-- What this task involves --
Omit the pictures from the entries below and retype everything else exactly.
— begin Material for this task —
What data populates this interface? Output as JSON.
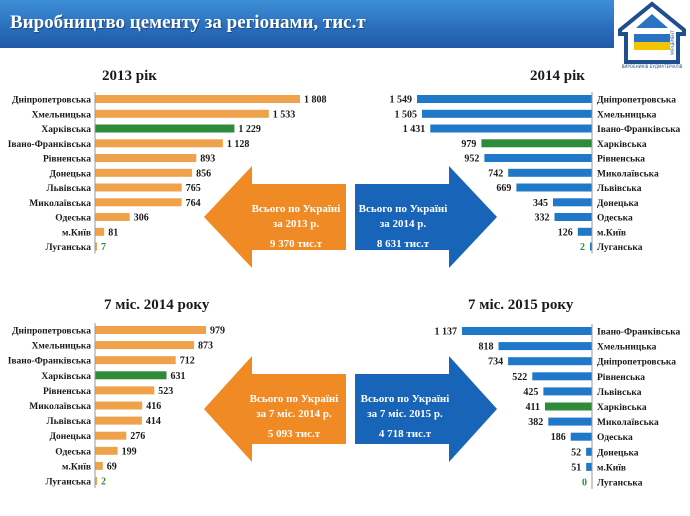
{
  "header": {
    "title": "Виробництво цементу за регіонами, тис.т"
  },
  "logo": {
    "icon": "house-logo-icon",
    "text_upper": "УКРЦЕМЕНТ",
    "text_lower": "ВИРОБНИКІВ БУДМАТЕРІАЛІВ"
  },
  "colors": {
    "orange": "#f0a24a",
    "blue": "#1f78c8",
    "green": "#2e8b3a",
    "arrow_orange": "#f08a24",
    "arrow_blue": "#1764b8",
    "header": "#2b6fbf"
  },
  "chart_data": [
    {
      "type": "bar",
      "title": "2013 рік",
      "categories": [
        "Дніпропетровська",
        "Хмельницька",
        "Харківська",
        "Івано-Франківська",
        "Рівненська",
        "Донецька",
        "Львівська",
        "Миколаївська",
        "Одеська",
        "м.Київ",
        "Луганська"
      ],
      "values": [
        1808,
        1533,
        1229,
        1128,
        893,
        856,
        765,
        764,
        306,
        81,
        7
      ],
      "value_labels": [
        "1 808",
        "1 533",
        "1 229",
        "1 128",
        "893",
        "856",
        "765",
        "764",
        "306",
        "81",
        "7"
      ],
      "highlight": "Харківська"
    },
    {
      "type": "bar",
      "title": "2014 рік",
      "categories": [
        "Дніпропетровська",
        "Хмельницька",
        "Івано-Франківська",
        "Харківська",
        "Рівненська",
        "Миколаївська",
        "Львівська",
        "Донецька",
        "Одеська",
        "м.Київ",
        "Луганська"
      ],
      "values": [
        1549,
        1505,
        1431,
        979,
        952,
        742,
        669,
        345,
        332,
        126,
        2
      ],
      "value_labels": [
        "1 549",
        "1 505",
        "1 431",
        "979",
        "952",
        "742",
        "669",
        "345",
        "332",
        "126",
        "2"
      ],
      "highlight": "Харківська"
    },
    {
      "type": "bar",
      "title": "7 міс. 2014 року",
      "categories": [
        "Дніпропетровська",
        "Хмельницька",
        "Івано-Франківська",
        "Харківська",
        "Рівненська",
        "Миколаївська",
        "Львівська",
        "Донецька",
        "Одеська",
        "м.Київ",
        "Луганська"
      ],
      "values": [
        979,
        873,
        712,
        631,
        523,
        416,
        414,
        276,
        199,
        69,
        2
      ],
      "value_labels": [
        "979",
        "873",
        "712",
        "631",
        "523",
        "416",
        "414",
        "276",
        "199",
        "69",
        "2"
      ],
      "highlight": "Харківська"
    },
    {
      "type": "bar",
      "title": "7 міс. 2015 року",
      "categories": [
        "Івано-Франківська",
        "Хмельницька",
        "Дніпропетровська",
        "Рівненська",
        "Львівська",
        "Харківська",
        "Миколаївська",
        "Одеська",
        "Донецька",
        "м.Київ",
        "Луганська"
      ],
      "values": [
        1137,
        818,
        734,
        522,
        425,
        411,
        382,
        186,
        52,
        51,
        0
      ],
      "value_labels": [
        "1 137",
        "818",
        "734",
        "522",
        "425",
        "411",
        "382",
        "186",
        "52",
        "51",
        "0"
      ],
      "highlight": "Харківська"
    }
  ],
  "totals": {
    "t2013": {
      "line1": "Всього по Україні",
      "line2": "за 2013 р.",
      "value": "9 370 тис.т"
    },
    "t2014": {
      "line1": "Всього по Україні",
      "line2": "за 2014 р.",
      "value": "8 631 тис.т"
    },
    "t7m2014": {
      "line1": "Всього по Україні",
      "line2": "за 7 міс. 2014 р.",
      "value": "5 093 тис.т"
    },
    "t7m2015": {
      "line1": "Всього по Україні",
      "line2": "за 7 міс. 2015 р.",
      "value": "4 718 тис.т"
    }
  }
}
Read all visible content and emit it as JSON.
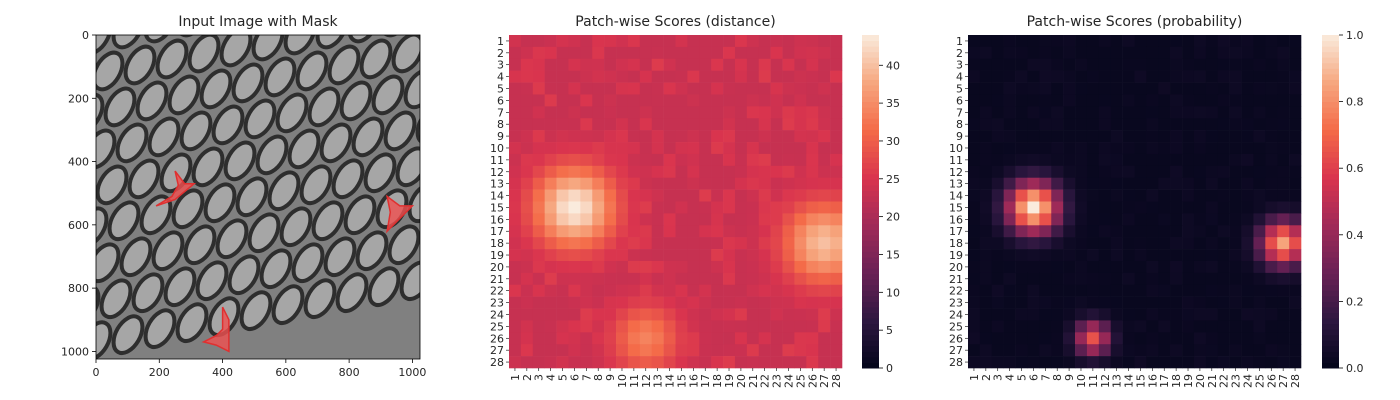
— end Material for this task —
-- Output for this task --
What data populates this interface? Output as JSON.
{
  "header": {
    "title": "Виробництво цементу за регіонами, тис.т"
  },
  "logo": {
    "icon": "house-logo-icon",
    "text_upper": "УКРЦЕМЕНТ",
    "text_lower": "ВИРОБНИКІВ БУДМАТЕРІАЛІВ"
  },
  "colors": {
    "orange": "#f0a24a",
    "blue": "#1f78c8",
    "green": "#2e8b3a",
    "arrow_orange": "#f08a24",
    "arrow_blue": "#1764b8",
    "header": "#2b6fbf"
  },
  "chart_data": [
    {
      "type": "bar",
      "title": "2013 рік",
      "categories": [
        "Дніпропетровська",
        "Хмельницька",
        "Харківська",
        "Івано-Франківська",
        "Рівненська",
        "Донецька",
        "Львівська",
        "Миколаївська",
        "Одеська",
        "м.Київ",
        "Луганська"
      ],
      "values": [
        1808,
        1533,
        1229,
        1128,
        893,
        856,
        765,
        764,
        306,
        81,
        7
      ],
      "value_labels": [
        "1 808",
        "1 533",
        "1 229",
        "1 128",
        "893",
        "856",
        "765",
        "764",
        "306",
        "81",
        "7"
      ],
      "highlight": "Харківська"
    },
    {
      "type": "bar",
      "title": "2014 рік",
      "categories": [
        "Дніпропетровська",
        "Хмельницька",
        "Івано-Франківська",
        "Харківська",
        "Рівненська",
        "Миколаївська",
        "Львівська",
        "Донецька",
        "Одеська",
        "м.Київ",
        "Луганська"
      ],
      "values": [
        1549,
        1505,
        1431,
        979,
        952,
        742,
        669,
        345,
        332,
        126,
        2
      ],
      "value_labels": [
        "1 549",
        "1 505",
        "1 431",
        "979",
        "952",
        "742",
        "669",
        "345",
        "332",
        "126",
        "2"
      ],
      "highlight": "Харківська"
    },
    {
      "type": "bar",
      "title": "7 міс. 2014 року",
      "categories": [
        "Дніпропетровська",
        "Хмельницька",
        "Івано-Франківська",
        "Харківська",
        "Рівненська",
        "Миколаївська",
        "Львівська",
        "Донецька",
        "Одеська",
        "м.Київ",
        "Луганська"
      ],
      "values": [
        979,
        873,
        712,
        631,
        523,
        416,
        414,
        276,
        199,
        69,
        2
      ],
      "value_labels": [
        "979",
        "873",
        "712",
        "631",
        "523",
        "416",
        "414",
        "276",
        "199",
        "69",
        "2"
      ],
      "highlight": "Харківська"
    },
    {
      "type": "bar",
      "title": "7 міс. 2015 року",
      "categories": [
        "Івано-Франківська",
        "Хмельницька",
        "Дніпропетровська",
        "Рівненська",
        "Львівська",
        "Харківська",
        "Миколаївська",
        "Одеська",
        "Донецька",
        "м.Київ",
        "Луганська"
      ],
      "values": [
        1137,
        818,
        734,
        522,
        425,
        411,
        382,
        186,
        52,
        51,
        0
      ],
      "value_labels": [
        "1 137",
        "818",
        "734",
        "522",
        "425",
        "411",
        "382",
        "186",
        "52",
        "51",
        "0"
      ],
      "highlight": "Харківська"
    }
  ],
  "totals": {
    "t2013": {
      "line1": "Всього по Україні",
      "line2": "за 2013 р.",
      "value": "9 370 тис.т"
    },
    "t2014": {
      "line1": "Всього по Україні",
      "line2": "за 2014 р.",
      "value": "8 631 тис.т"
    },
    "t7m2014": {
      "line1": "Всього по Україні",
      "line2": "за 7 міс. 2014 р.",
      "value": "5 093 тис.т"
    },
    "t7m2015": {
      "line1": "Всього по Україні",
      "line2": "за 7 міс. 2015 р.",
      "value": "4 718 тис.т"
    }
  }
}
Read all visible content and emit it as JSON.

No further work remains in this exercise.